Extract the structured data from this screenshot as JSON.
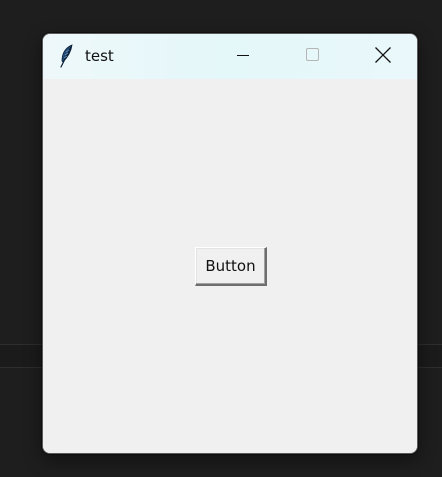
{
  "window": {
    "title": "test",
    "app_icon": "feather-icon",
    "controls": {
      "minimize_icon": "minimize-icon",
      "maximize_icon": "maximize-icon",
      "close_icon": "close-icon"
    }
  },
  "content": {
    "button_label": "Button"
  },
  "colors": {
    "desktop_bg": "#1e1e1e",
    "window_bg": "#f0f0f0",
    "titlebar_bg": "#e4f7f9"
  }
}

——

* _Task statement_
Print out the lines exactly, skipping any picture.

* _Final result_
Extract the structured data from this screenshot as JSON.
{
  "window": {
    "title": "test",
    "app_icon": "feather-icon",
    "controls": {
      "minimize_icon": "minimize-icon",
      "maximize_icon": "maximize-icon",
      "close_icon": "close-icon"
    }
  },
  "content": {
    "button_label": "Button"
  },
  "colors": {
    "desktop_bg": "#1e1e1e",
    "window_bg": "#f0f0f0",
    "titlebar_bg": "#e4f7f9"
  }
}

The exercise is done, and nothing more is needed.